EXTRAIT =
1) Commencez par noter la date, l'heure de transcription, l'heure du réveil et, si possible, l'heure du coucher.
2) Pour chaque rêve mis au propre, donnez-lui un titre. Cela vous oblige à vous focaliser sur l'essentiel du rêve et vous permet de le retrouver facilement par la suite.
3) Lorsque le rêve présente des séquences nettes, découpez-le de telle sorte qu'elles apparaissent aisément à la lecture.
4) Laissez une marge qui vous permettra d'annoter vos rêves en fonction des éléments que vous cherchez à distinguer des autres. Ainsi, si vous devenez brièvement lucide dans un rêve, vous pourrez signaler en marge : " lucidité brève ". (Nous reviendrons plus tard sur les types de rêves et sur les éléments auxquels il convient de porter une attention particulière.)
5) Ne mélangez pas les commentaires que vous inspire le rêve au récit lui-même. Vous risqueriez en effet de ne plus savoir ce qui a été pensé en rêve ou à l'état de veille ! En pratique, si vous " reconnaissez " en rêve la cathédrale de Notre Dame et qu'au réveil vous vous apercevez qu'il s'agissait en fait du Sacré C¦ur, notez ce dernier point dans un commentaire séparé, après le récit du rêve, au besoin en précisant, par le mot " Commentaire ", la nature des phrases qui suivent. La même remarque s'applique si vous souhaitez noter des éléments de la vie de veille qui vous semblent se rapporter au rêve. Introduisez alors par les mots " Vie de veille " les remarques sur ce sujet.

(Données d'annotation par cadres)
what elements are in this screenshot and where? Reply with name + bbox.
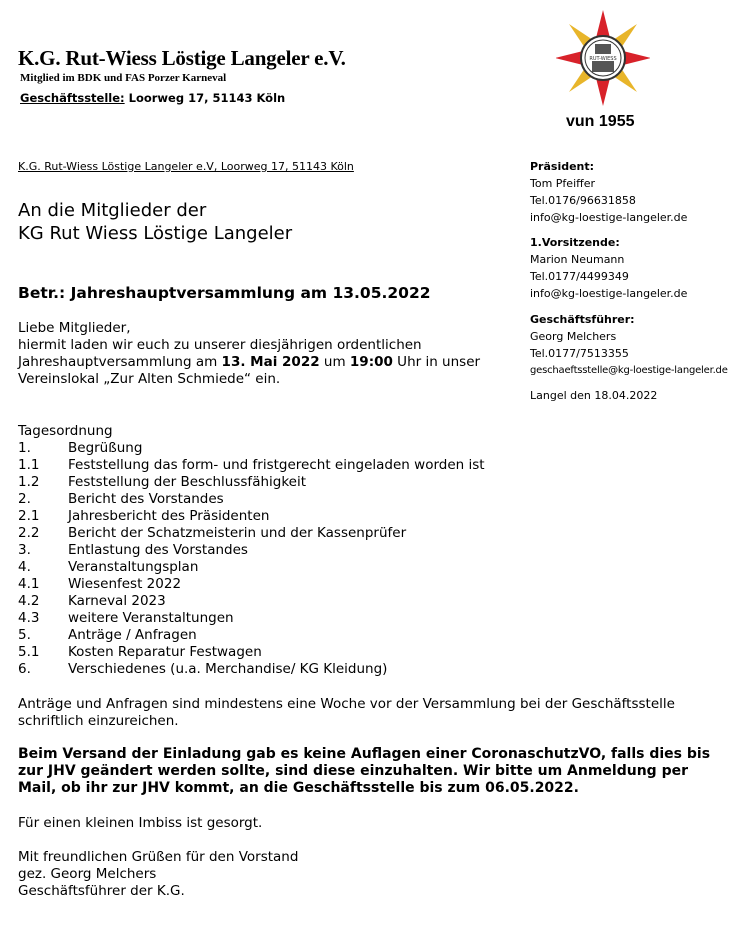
- agenda-item-text: Karneval 2023: [68, 593, 166, 609]
- agenda-item-number: 1.1: [18, 457, 40, 473]
- agenda-item-number: 2.2: [18, 525, 40, 541]
- agenda-title: Tagesordnung: [18, 423, 113, 439]
- agenda-item-number: 5.1: [18, 644, 40, 660]
- agenda-item-text: Begrüßung: [68, 440, 143, 456]
- agenda-item-text: Kosten Reparatur Festwagen: [68, 644, 262, 660]
- closing-line-1: Mit freundlichen Grüßen für den Vorstand: [18, 849, 299, 865]
- founded-year: vun 1955: [566, 113, 635, 130]
- agenda-item: [18, 440, 485, 457]
- notice-line-2: zur JHV geändert werden sollte, sind diese einzuhalten. Wir bitte um Anmeldung per: [18, 763, 688, 779]
- agenda-item: [18, 474, 485, 491]
- meeting-time: 19:00: [349, 354, 393, 370]
- agenda-item-text: Verschiedenes (u.a. Merchandise/ KG Kleidung): [68, 661, 388, 677]
- office-address-text: Loorweg 17, 51143 Köln: [124, 91, 286, 105]
- chair-phone: Tel.0177/4499349: [530, 270, 629, 283]
- agenda-item-text: Anträge / Anfragen: [68, 627, 197, 643]
- agenda-list: [18, 440, 485, 678]
- chair-label: 1.Vorsitzende:: [530, 236, 620, 249]
- requests-paragraph: [18, 696, 730, 730]
- notice-line-1: Beim Versand der Einladung gab es keine Auflagen einer CoronaschutzVO, falls dies bis: [18, 746, 711, 762]
- agenda-item: [18, 627, 485, 644]
- manager-phone: Tel.0177/7513355: [530, 347, 629, 360]
- agenda-item-number: 4.2: [18, 593, 40, 609]
- chair-email: info@kg-loestige-langeler.de: [530, 287, 688, 300]
- sender-line: K.G. Rut-Wiess Löstige Langeler e.V, Loorweg 17, 51143 Köln: [18, 160, 354, 173]
- contact-president: [530, 158, 687, 226]
- agenda-item-number: 1.2: [18, 474, 40, 490]
- signature-title: Geschäftsführer der K.G.: [18, 883, 185, 899]
- agenda-item-number: 1.: [18, 440, 31, 456]
- agenda-item-number: 5.: [18, 627, 31, 643]
- meeting-date: 13. Mai 2022: [221, 354, 320, 370]
- snack-line: Für einen kleinen Imbiss ist gesorgt.: [18, 815, 263, 831]
- requests-line-2: schriftlich einzureichen.: [18, 713, 179, 729]
- membership-line: Mitglied im BDK und FAS Porzer Karneval: [20, 72, 227, 84]
- president-label: Präsident:: [530, 160, 595, 173]
- agenda-item: [18, 457, 485, 474]
- intro-line-3: Vereinslokal „Zur Alten Schmiede“ ein.: [18, 371, 281, 387]
- manager-email: geschaeftsstelle@kg-loestige-langeler.de: [530, 365, 728, 376]
- logo-text: RUT-WIESS: [589, 56, 617, 62]
- subject-line: Betr.: Jahreshauptversammlung am 13.05.2022: [18, 284, 431, 302]
- agenda-item: [18, 525, 485, 542]
- agenda-item-number: 4.3: [18, 610, 40, 626]
- notice-line-3: Mail, ob ihr zur JHV kommt, an die Geschäftsstelle bis zum 06.05.2022.: [18, 780, 579, 796]
- agenda-item-number: 2.: [18, 491, 31, 507]
- agenda-item: [18, 610, 485, 627]
- requests-line-1: Anträge und Anfragen sind mindestens eine Woche vor der Versammlung bei der Geschäftsstelle: [18, 696, 675, 712]
- agenda-item-number: 4.1: [18, 576, 40, 592]
- intro-paragraph: [18, 320, 730, 388]
- agenda-item: [18, 661, 485, 678]
- manager-name: Georg Melchers: [530, 330, 617, 343]
- notice-paragraph: [18, 746, 730, 797]
- agenda-item-number: 4.: [18, 559, 31, 575]
- agenda: [18, 423, 485, 678]
- org-name: K.G. Rut-Wiess Löstige Langeler e.V.: [18, 46, 346, 70]
- agenda-item-text: Veranstaltungsplan: [68, 559, 199, 575]
- agenda-item-text: weitere Veranstaltungen: [68, 610, 234, 626]
- recipient-line-1: An die Mitglieder der: [18, 200, 207, 221]
- agenda-item-number: 6.: [18, 661, 31, 677]
- agenda-item: [18, 542, 485, 559]
- agenda-item: [18, 593, 485, 610]
- letter-date: Langel den 18.04.2022: [530, 389, 658, 402]
- president-name: Tom Pfeiffer: [530, 177, 595, 190]
- agenda-item-text: Feststellung der Beschlussfähigkeit: [68, 474, 307, 490]
- agenda-item: [18, 559, 485, 576]
- agenda-item-number: 3.: [18, 542, 31, 558]
- agenda-item-text: Jahresbericht des Präsidenten: [68, 508, 270, 524]
- agenda-item-text: Feststellung das form- und fristgerecht eingeladen worden ist: [68, 457, 485, 473]
- agenda-item-number: 2.1: [18, 508, 40, 524]
- agenda-item-text: Bericht der Schatzmeisterin und der Kassenprüfer: [68, 525, 407, 541]
- agenda-item-text: Bericht des Vorstandes: [68, 491, 224, 507]
- intro-line-2: Jahreshauptversammlung am 13. Mai 2022 um 19:00 Uhr in unser: [18, 354, 481, 370]
- recipient-block: [18, 199, 292, 245]
- salutation: Liebe Mitglieder,: [18, 320, 131, 336]
- agenda-item: [18, 491, 485, 508]
- intro-line-1: hiermit laden wir euch zu unserer diesjährigen ordentlichen: [18, 337, 422, 353]
- agenda-item: [18, 644, 485, 661]
- agenda-item: [18, 576, 485, 593]
- agenda-item-text: Wiesenfest 2022: [68, 576, 182, 592]
- office-address: [20, 91, 285, 105]
- agenda-item: [18, 508, 485, 525]
- president-email: info@kg-loestige-langeler.de: [530, 211, 688, 224]
- signature-name: gez. Georg Melchers: [18, 866, 157, 882]
- office-label: Geschäftsstelle:: [20, 91, 125, 105]
- president-phone: Tel.0176/96631858: [530, 194, 636, 207]
- agenda-item-text: Entlastung des Vorstandes: [68, 542, 248, 558]
- chair-name: Marion Neumann: [530, 253, 625, 266]
- club-emblem-icon: [556, 8, 650, 114]
- recipient-line-2: KG Rut Wiess Löstige Langeler: [18, 223, 293, 244]
- contact-chair: [530, 234, 687, 302]
- manager-label: Geschäftsführer:: [530, 313, 635, 326]
- closing-block: [18, 849, 730, 900]
- club-logo: [556, 8, 650, 114]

EXERCICE PROPOSÉ 1 =
Répondez à ces questions sur l'extrait.
(a) Selon le point 1, quelles heures faut-il noter en plus de la date ?
(b) Que faut-il donner à chaque rêve mis au propre ?
(c) Par quels mots faut-il introduire les remarques sur des éléments de la vie de veille ?
EXERCICE PROPOSÉ 2 =
Traduisez en anglais cette phrase de l'extrait : « Cela vous oblige à vous focaliser sur l'essentiel du rêve et vous permet de le retrouver facilement par la suite. »
EXERCICE PROPOSÉ 3 =
Reproduisez l'extrait depuis « 5) Ne mélangez » jusqu'à « sur ce sujet. » inclus.

RÉPONSE CORRECTE 1 =
(a) L'heure de transcription, l'heure du réveil et, si possible, l'heure du coucher.
(b) Un titre.
(c) Par les mots « Vie de veille ».

RÉPONSE CORRECTE 2 =
This forces you to focus on the essence of the dream and lets you find it easily later on.

RÉPONSE CORRECTE 3 =
5) Ne mélangez pas les commentaires que vous inspire le rêve au récit lui-même. Vous risqueriez en effet de ne plus savoir ce qui a été pensé en rêve ou à l'état de veille ! En pratique, si vous " reconnaissez " en rêve la cathédrale de Notre Dame et qu'au réveil vous vous apercevez qu'il s'agissait en fait du Sacré C¦ur, notez ce dernier point dans un commentaire séparé, après le récit du rêve, au besoin en précisant, par le mot " Commentaire ", la nature des phrases qui suivent. La même remarque s'applique si vous souhaitez noter des éléments de la vie de veille qui vous semblent se rapporter au rêve. Introduisez alors par les mots " Vie de veille " les remarques sur ce sujet.